**STATED EXERCISE**
Filter these entries, keeping only lines that hold the word "Address".

**Data entries**
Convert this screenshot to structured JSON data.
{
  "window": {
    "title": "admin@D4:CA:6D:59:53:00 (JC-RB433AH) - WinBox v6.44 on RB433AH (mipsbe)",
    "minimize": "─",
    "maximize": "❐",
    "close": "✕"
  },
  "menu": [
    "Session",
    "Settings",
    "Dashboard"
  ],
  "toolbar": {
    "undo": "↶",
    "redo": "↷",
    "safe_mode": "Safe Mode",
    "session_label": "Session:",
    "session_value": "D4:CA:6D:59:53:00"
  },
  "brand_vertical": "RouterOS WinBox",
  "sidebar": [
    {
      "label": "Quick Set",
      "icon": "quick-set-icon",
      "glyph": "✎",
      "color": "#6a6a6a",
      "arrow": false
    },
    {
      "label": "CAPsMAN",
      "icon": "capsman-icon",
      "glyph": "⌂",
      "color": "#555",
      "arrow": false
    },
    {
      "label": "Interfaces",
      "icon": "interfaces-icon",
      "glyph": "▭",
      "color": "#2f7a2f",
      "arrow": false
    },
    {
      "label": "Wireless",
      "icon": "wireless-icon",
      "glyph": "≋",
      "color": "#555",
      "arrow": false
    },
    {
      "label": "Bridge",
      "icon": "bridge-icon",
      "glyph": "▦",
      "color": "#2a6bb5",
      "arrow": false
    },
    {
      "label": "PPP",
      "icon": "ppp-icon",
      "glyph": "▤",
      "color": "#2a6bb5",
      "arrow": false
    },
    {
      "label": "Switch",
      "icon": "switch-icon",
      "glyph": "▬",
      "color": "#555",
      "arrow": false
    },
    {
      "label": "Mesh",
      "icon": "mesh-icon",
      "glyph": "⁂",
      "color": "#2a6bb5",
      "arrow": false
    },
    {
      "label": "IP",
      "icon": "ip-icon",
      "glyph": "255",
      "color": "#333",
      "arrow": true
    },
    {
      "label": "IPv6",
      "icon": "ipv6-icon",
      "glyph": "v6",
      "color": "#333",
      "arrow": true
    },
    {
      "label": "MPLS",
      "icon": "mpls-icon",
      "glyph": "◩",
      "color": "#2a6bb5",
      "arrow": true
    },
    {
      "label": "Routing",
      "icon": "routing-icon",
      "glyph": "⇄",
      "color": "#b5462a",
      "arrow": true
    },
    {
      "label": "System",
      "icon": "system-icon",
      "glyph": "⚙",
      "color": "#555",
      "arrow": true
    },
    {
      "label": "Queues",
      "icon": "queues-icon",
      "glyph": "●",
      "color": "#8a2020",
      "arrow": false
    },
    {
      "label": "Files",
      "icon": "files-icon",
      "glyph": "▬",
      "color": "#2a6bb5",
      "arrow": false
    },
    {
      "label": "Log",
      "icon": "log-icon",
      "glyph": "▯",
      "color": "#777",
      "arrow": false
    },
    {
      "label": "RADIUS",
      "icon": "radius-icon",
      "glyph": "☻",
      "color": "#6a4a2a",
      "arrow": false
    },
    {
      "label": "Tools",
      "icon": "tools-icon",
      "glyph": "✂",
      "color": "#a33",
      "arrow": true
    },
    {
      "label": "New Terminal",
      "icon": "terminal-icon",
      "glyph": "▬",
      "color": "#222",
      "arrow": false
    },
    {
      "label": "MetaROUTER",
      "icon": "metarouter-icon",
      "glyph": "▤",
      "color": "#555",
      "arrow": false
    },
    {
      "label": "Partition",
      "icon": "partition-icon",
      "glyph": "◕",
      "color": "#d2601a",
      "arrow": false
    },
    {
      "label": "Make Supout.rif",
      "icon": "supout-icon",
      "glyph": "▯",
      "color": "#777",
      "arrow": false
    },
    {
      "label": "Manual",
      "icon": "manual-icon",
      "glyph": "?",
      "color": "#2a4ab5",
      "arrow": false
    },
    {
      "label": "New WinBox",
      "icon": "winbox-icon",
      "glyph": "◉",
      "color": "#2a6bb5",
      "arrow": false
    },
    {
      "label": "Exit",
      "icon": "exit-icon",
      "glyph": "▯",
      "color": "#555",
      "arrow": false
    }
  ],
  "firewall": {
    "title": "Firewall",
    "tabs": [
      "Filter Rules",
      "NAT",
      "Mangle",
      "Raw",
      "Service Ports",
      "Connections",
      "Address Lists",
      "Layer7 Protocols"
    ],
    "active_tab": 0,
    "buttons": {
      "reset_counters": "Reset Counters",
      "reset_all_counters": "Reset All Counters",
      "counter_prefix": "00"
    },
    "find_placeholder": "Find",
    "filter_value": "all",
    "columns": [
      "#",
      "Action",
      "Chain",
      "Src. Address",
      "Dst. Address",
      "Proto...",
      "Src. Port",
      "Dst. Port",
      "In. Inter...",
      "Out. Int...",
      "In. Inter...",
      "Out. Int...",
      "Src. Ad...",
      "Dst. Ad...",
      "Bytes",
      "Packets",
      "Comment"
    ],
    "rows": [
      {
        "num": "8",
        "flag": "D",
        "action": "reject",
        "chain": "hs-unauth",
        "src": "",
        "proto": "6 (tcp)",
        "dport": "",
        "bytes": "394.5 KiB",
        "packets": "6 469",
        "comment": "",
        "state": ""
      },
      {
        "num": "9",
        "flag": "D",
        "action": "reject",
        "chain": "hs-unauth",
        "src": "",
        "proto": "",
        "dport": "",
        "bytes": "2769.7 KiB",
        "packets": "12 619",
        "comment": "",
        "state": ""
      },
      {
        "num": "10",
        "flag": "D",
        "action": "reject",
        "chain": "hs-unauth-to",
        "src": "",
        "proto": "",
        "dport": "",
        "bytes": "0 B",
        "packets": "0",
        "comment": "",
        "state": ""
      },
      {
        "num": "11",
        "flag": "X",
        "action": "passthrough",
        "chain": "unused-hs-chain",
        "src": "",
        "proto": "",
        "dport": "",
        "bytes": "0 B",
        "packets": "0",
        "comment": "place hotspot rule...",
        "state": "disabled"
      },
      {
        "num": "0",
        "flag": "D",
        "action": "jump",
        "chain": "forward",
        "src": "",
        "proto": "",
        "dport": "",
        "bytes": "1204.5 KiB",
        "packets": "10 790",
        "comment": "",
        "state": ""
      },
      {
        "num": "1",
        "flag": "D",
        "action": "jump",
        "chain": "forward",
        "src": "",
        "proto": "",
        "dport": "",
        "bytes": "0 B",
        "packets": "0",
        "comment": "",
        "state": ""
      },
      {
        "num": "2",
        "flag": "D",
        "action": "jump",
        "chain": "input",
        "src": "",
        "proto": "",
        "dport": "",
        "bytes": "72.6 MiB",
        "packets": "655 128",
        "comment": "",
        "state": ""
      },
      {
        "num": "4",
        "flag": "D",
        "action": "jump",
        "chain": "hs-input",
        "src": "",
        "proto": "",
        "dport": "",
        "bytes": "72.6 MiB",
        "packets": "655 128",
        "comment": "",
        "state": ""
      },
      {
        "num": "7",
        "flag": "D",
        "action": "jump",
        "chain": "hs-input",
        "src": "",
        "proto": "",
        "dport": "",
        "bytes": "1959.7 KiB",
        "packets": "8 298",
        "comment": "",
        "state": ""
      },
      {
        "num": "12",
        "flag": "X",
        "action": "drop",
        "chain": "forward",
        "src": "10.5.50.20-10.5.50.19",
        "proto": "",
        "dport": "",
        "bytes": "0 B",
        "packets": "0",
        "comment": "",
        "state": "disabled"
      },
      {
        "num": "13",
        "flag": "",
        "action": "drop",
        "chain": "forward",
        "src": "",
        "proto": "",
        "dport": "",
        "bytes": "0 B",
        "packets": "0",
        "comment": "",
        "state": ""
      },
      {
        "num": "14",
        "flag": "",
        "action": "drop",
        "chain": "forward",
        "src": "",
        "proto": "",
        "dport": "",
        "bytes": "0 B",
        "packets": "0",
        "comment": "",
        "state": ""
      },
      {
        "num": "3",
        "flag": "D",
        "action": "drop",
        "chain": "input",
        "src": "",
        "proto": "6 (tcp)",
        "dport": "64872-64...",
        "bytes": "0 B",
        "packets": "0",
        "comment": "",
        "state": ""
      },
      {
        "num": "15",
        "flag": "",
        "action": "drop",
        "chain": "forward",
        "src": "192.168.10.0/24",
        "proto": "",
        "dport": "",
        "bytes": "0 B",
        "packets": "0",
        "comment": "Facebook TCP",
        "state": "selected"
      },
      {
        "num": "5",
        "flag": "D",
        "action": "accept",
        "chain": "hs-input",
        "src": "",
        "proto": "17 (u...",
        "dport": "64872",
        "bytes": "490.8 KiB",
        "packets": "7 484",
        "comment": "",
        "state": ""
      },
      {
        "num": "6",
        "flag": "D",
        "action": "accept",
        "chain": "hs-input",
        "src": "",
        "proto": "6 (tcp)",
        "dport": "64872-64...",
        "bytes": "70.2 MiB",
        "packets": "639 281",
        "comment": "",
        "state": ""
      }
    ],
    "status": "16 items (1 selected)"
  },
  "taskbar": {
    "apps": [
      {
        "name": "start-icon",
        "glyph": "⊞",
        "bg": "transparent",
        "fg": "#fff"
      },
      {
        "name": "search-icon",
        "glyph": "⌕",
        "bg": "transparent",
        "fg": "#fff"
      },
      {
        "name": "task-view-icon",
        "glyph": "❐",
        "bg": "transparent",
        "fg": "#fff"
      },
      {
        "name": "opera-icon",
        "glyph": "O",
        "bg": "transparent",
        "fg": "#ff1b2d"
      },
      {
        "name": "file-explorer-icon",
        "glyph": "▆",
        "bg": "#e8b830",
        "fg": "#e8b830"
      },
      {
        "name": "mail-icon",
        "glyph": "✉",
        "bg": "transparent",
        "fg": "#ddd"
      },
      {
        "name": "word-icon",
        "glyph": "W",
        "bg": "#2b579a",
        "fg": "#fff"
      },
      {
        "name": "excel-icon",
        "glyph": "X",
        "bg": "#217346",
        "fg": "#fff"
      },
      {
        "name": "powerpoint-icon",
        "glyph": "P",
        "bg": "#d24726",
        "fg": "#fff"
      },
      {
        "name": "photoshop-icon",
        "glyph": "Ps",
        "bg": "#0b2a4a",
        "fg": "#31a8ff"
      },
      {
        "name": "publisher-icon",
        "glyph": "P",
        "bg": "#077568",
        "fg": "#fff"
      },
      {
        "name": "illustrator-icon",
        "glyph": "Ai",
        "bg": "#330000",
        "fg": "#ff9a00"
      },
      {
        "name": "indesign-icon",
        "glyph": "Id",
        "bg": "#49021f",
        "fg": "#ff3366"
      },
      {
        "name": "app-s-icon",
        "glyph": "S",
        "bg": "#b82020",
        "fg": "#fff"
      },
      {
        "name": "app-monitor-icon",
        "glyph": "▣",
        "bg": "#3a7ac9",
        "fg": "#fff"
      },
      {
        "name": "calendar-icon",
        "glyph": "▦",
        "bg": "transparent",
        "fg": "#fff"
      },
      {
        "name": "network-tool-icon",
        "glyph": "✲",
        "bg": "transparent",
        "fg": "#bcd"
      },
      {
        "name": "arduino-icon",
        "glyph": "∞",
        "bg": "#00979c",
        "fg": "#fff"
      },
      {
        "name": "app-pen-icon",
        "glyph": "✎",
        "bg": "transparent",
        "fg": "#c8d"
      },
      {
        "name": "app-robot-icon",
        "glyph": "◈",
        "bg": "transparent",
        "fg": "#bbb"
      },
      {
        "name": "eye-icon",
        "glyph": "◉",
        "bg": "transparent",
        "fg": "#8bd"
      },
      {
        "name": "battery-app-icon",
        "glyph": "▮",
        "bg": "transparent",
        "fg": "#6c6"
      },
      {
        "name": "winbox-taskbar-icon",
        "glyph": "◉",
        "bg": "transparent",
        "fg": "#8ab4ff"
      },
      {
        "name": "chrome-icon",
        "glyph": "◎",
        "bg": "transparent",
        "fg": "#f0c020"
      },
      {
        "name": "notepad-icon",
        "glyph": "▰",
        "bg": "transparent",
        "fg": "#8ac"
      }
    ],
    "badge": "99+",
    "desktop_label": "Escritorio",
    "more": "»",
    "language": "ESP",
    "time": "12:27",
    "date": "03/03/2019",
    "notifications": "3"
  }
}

**REPLY TO THE EXERCISE**
      "Address Lists",
      "Src. Address",
      "Dst. Address",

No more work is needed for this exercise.